[Begin MATERIAL PROVIDED]
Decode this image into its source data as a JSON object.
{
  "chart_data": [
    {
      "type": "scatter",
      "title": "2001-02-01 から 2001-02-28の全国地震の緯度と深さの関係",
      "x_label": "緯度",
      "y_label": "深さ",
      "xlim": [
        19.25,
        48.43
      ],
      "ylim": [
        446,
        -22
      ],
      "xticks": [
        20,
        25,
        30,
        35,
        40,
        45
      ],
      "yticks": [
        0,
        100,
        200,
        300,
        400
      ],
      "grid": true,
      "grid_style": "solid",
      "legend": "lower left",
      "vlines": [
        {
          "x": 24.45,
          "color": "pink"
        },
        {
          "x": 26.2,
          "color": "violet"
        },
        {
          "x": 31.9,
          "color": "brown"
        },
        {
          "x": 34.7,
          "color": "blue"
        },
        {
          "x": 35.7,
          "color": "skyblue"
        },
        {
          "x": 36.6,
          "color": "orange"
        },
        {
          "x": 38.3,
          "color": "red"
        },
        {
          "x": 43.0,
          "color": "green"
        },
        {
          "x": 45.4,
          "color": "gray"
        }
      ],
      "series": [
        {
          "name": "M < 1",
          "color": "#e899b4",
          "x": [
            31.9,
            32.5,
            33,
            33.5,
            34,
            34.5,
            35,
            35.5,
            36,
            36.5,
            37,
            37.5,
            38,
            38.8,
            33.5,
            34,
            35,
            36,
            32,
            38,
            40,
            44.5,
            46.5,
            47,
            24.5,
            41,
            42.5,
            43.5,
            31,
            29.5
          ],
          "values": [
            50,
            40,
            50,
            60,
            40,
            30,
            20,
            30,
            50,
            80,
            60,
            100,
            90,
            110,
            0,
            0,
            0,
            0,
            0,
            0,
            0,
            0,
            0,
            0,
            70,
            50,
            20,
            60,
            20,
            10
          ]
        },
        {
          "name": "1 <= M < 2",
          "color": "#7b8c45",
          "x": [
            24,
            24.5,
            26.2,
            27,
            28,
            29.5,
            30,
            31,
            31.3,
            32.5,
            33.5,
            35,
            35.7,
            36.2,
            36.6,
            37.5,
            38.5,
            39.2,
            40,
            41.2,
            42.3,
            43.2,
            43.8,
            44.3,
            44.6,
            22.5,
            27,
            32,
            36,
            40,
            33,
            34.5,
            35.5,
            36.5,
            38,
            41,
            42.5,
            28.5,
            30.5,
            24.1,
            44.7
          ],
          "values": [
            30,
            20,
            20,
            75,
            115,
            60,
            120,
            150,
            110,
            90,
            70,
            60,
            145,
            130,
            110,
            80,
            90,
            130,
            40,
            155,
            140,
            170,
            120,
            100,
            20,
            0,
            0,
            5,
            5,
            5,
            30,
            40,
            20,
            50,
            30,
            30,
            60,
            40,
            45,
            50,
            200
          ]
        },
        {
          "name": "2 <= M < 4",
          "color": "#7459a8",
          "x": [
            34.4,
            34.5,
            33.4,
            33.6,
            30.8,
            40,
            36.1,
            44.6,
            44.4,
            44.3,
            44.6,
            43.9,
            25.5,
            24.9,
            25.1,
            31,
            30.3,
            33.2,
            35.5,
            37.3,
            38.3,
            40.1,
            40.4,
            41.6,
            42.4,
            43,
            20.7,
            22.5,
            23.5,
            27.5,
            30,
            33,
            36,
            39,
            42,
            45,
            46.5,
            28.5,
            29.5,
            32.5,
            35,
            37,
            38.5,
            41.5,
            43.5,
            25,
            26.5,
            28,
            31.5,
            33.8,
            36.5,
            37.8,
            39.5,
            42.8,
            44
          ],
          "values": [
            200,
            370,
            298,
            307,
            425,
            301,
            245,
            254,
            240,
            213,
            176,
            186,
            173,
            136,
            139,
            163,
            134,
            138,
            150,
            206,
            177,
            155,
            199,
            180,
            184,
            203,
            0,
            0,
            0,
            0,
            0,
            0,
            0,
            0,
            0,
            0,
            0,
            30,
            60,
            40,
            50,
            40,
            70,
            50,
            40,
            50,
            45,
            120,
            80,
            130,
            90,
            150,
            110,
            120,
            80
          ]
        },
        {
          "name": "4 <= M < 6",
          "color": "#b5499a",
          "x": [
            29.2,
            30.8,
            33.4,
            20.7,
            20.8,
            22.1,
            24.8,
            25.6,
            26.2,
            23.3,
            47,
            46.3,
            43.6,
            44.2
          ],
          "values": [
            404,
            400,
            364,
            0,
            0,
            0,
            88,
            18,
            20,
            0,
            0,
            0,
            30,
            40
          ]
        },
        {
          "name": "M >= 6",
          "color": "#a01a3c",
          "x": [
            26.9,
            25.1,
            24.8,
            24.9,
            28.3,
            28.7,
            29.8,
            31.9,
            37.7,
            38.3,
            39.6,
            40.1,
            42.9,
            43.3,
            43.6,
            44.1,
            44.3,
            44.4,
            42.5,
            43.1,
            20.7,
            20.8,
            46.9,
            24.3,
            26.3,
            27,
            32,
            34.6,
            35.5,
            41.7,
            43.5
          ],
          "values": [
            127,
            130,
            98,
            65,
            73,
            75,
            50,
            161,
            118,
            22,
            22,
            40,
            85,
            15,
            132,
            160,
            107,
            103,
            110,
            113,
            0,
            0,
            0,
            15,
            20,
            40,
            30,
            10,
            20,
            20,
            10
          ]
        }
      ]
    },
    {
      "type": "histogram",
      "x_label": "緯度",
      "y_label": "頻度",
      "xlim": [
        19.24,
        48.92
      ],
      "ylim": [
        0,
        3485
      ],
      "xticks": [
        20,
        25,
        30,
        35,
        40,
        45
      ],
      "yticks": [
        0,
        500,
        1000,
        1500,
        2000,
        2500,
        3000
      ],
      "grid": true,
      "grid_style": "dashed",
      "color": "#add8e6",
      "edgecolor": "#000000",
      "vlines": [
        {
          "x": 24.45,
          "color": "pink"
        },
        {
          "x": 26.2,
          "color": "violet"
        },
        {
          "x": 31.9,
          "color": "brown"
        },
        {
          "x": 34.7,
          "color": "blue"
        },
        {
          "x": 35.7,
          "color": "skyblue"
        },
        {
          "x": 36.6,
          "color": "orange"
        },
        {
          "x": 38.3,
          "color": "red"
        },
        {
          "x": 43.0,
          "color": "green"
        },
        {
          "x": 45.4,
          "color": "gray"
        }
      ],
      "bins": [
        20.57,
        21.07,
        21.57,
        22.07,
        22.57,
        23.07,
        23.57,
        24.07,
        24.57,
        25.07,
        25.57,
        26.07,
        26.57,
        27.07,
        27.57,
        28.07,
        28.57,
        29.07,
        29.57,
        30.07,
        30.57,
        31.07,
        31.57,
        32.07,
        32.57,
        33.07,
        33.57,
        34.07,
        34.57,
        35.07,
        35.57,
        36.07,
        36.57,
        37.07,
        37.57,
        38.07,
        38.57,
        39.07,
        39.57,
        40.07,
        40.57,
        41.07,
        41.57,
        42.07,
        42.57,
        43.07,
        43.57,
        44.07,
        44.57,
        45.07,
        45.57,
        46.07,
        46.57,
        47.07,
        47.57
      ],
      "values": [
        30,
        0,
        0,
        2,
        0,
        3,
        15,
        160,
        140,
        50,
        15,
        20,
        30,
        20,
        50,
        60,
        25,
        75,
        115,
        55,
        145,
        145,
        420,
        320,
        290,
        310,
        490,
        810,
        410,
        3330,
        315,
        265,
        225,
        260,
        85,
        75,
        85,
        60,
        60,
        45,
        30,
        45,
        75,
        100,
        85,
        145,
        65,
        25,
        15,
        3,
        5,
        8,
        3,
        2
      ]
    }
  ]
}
[End MATERIAL PROVIDED]
The records above should be duplicated in full, exactly as given.

WRITTEN ANSWER:
Decode this image into its source data as a JSON object.
{
  "chart_data": [
    {
      "type": "scatter",
      "title": "2001-02-01 から 2001-02-28の全国地震の緯度と深さの関係",
      "x_label": "緯度",
      "y_label": "深さ",
      "xlim": [
        19.25,
        48.43
      ],
      "ylim": [
        446,
        -22
      ],
      "xticks": [
        20,
        25,
        30,
        35,
        40,
        45
      ],
      "yticks": [
        0,
        100,
        200,
        300,
        400
      ],
      "grid": true,
      "grid_style": "solid",
      "legend": "lower left",
      "vlines": [
        {
          "x": 24.45,
          "color": "pink"
        },
        {
          "x": 26.2,
          "color": "violet"
        },
        {
          "x": 31.9,
          "color": "brown"
        },
        {
          "x": 34.7,
          "color": "blue"
        },
        {
          "x": 35.7,
          "color": "skyblue"
        },
        {
          "x": 36.6,
          "color": "orange"
        },
        {
          "x": 38.3,
          "color": "red"
        },
        {
          "x": 43.0,
          "color": "green"
        },
        {
          "x": 45.4,
          "color": "gray"
        }
      ],
      "series": [
        {
          "name": "M < 1",
          "color": "#e899b4",
          "x": [
            31.9,
            32.5,
            33,
            33.5,
            34,
            34.5,
            35,
            35.5,
            36,
            36.5,
            37,
            37.5,
            38,
            38.8,
            33.5,
            34,
            35,
            36,
            32,
            38,
            40,
            44.5,
            46.5,
            47,
            24.5,
            41,
            42.5,
            43.5,
            31,
            29.5
          ],
          "values": [
            50,
            40,
            50,
            60,
            40,
            30,
            20,
            30,
            50,
            80,
            60,
            100,
            90,
            110,
            0,
            0,
            0,
            0,
            0,
            0,
            0,
            0,
            0,
            0,
            70,
            50,
            20,
            60,
            20,
            10
          ]
        },
        {
          "name": "1 <= M < 2",
          "color": "#7b8c45",
          "x": [
            24,
            24.5,
            26.2,
            27,
            28,
            29.5,
            30,
            31,
            31.3,
            32.5,
            33.5,
            35,
            35.7,
            36.2,
            36.6,
            37.5,
            38.5,
            39.2,
            40,
            41.2,
            42.3,
            43.2,
            43.8,
            44.3,
            44.6,
            22.5,
            27,
            32,
            36,
            40,
            33,
            34.5,
            35.5,
            36.5,
            38,
            41,
            42.5,
            28.5,
            30.5,
            24.1,
            44.7
          ],
          "values": [
            30,
            20,
            20,
            75,
            115,
            60,
            120,
            150,
            110,
            90,
            70,
            60,
            145,
            130,
            110,
            80,
            90,
            130,
            40,
            155,
            140,
            170,
            120,
            100,
            20,
            0,
            0,
            5,
            5,
            5,
            30,
            40,
            20,
            50,
            30,
            30,
            60,
            40,
            45,
            50,
            200
          ]
        },
        {
          "name": "2 <= M < 4",
          "color": "#7459a8",
          "x": [
            34.4,
            34.5,
            33.4,
            33.6,
            30.8,
            40,
            36.1,
            44.6,
            44.4,
            44.3,
            44.6,
            43.9,
            25.5,
            24.9,
            25.1,
            31,
            30.3,
            33.2,
            35.5,
            37.3,
            38.3,
            40.1,
            40.4,
            41.6,
            42.4,
            43,
            20.7,
            22.5,
            23.5,
            27.5,
            30,
            33,
            36,
            39,
            42,
            45,
            46.5,
            28.5,
            29.5,
            32.5,
            35,
            37,
            38.5,
            41.5,
            43.5,
            25,
            26.5,
            28,
            31.5,
            33.8,
            36.5,
            37.8,
            39.5,
            42.8,
            44
          ],
          "values": [
            200,
            370,
            298,
            307,
            425,
            301,
            245,
            254,
            240,
            213,
            176,
            186,
            173,
            136,
            139,
            163,
            134,
            138,
            150,
            206,
            177,
            155,
            199,
            180,
            184,
            203,
            0,
            0,
            0,
            0,
            0,
            0,
            0,
            0,
            0,
            0,
            0,
            30,
            60,
            40,
            50,
            40,
            70,
            50,
            40,
            50,
            45,
            120,
            80,
            130,
            90,
            150,
            110,
            120,
            80
          ]
        },
        {
          "name": "4 <= M < 6",
          "color": "#b5499a",
          "x": [
            29.2,
            30.8,
            33.4,
            20.7,
            20.8,
            22.1,
            24.8,
            25.6,
            26.2,
            23.3,
            47,
            46.3,
            43.6,
            44.2
          ],
          "values": [
            404,
            400,
            364,
            0,
            0,
            0,
            88,
            18,
            20,
            0,
            0,
            0,
            30,
            40
          ]
        },
        {
          "name": "M >= 6",
          "color": "#a01a3c",
          "x": [
            26.9,
            25.1,
            24.8,
            24.9,
            28.3,
            28.7,
            29.8,
            31.9,
            37.7,
            38.3,
            39.6,
            40.1,
            42.9,
            43.3,
            43.6,
            44.1,
            44.3,
            44.4,
            42.5,
            43.1,
            20.7,
            20.8,
            46.9,
            24.3,
            26.3,
            27,
            32,
            34.6,
            35.5,
            41.7,
            43.5
          ],
          "values": [
            127,
            130,
            98,
            65,
            73,
            75,
            50,
            161,
            118,
            22,
            22,
            40,
            85,
            15,
            132,
            160,
            107,
            103,
            110,
            113,
            0,
            0,
            0,
            15,
            20,
            40,
            30,
            10,
            20,
            20,
            10
          ]
        }
      ]
    },
    {
      "type": "histogram",
      "x_label": "緯度",
      "y_label": "頻度",
      "xlim": [
        19.24,
        48.92
      ],
      "ylim": [
        0,
        3485
      ],
      "xticks": [
        20,
        25,
        30,
        35,
        40,
        45
      ],
      "yticks": [
        0,
        500,
        1000,
        1500,
        2000,
        2500,
        3000
      ],
      "grid": true,
      "grid_style": "dashed",
      "color": "#add8e6",
      "edgecolor": "#000000",
      "vlines": [
        {
          "x": 24.45,
          "color": "pink"
        },
        {
          "x": 26.2,
          "color": "violet"
        },
        {
          "x": 31.9,
          "color": "brown"
        },
        {
          "x": 34.7,
          "color": "blue"
        },
        {
          "x": 35.7,
          "color": "skyblue"
        },
        {
          "x": 36.6,
          "color": "orange"
        },
        {
          "x": 38.3,
          "color": "red"
        },
        {
          "x": 43.0,
          "color": "green"
        },
        {
          "x": 45.4,
          "color": "gray"
        }
      ],
      "bins": [
        20.57,
        21.07,
        21.57,
        22.07,
        22.57,
        23.07,
        23.57,
        24.07,
        24.57,
        25.07,
        25.57,
        26.07,
        26.57,
        27.07,
        27.57,
        28.07,
        28.57,
        29.07,
        29.57,
        30.07,
        30.57,
        31.07,
        31.57,
        32.07,
        32.57,
        33.07,
        33.57,
        34.07,
        34.57,
        35.07,
        35.57,
        36.07,
        36.57,
        37.07,
        37.57,
        38.07,
        38.57,
        39.07,
        39.57,
        40.07,
        40.57,
        41.07,
        41.57,
        42.07,
        42.57,
        43.07,
        43.57,
        44.07,
        44.57,
        45.07,
        45.57,
        46.07,
        46.57,
        47.07,
        47.57
      ],
      "values": [
        30,
        0,
        0,
        2,
        0,
        3,
        15,
        160,
        140,
        50,
        15,
        20,
        30,
        20,
        50,
        60,
        25,
        75,
        115,
        55,
        145,
        145,
        420,
        320,
        290,
        310,
        490,
        810,
        410,
        3330,
        315,
        265,
        225,
        260,
        85,
        75,
        85,
        60,
        60,
        45,
        30,
        45,
        75,
        100,
        85,
        145,
        65,
        25,
        15,
        3,
        5,
        8,
        3,
        2
      ]
    }
  ]
}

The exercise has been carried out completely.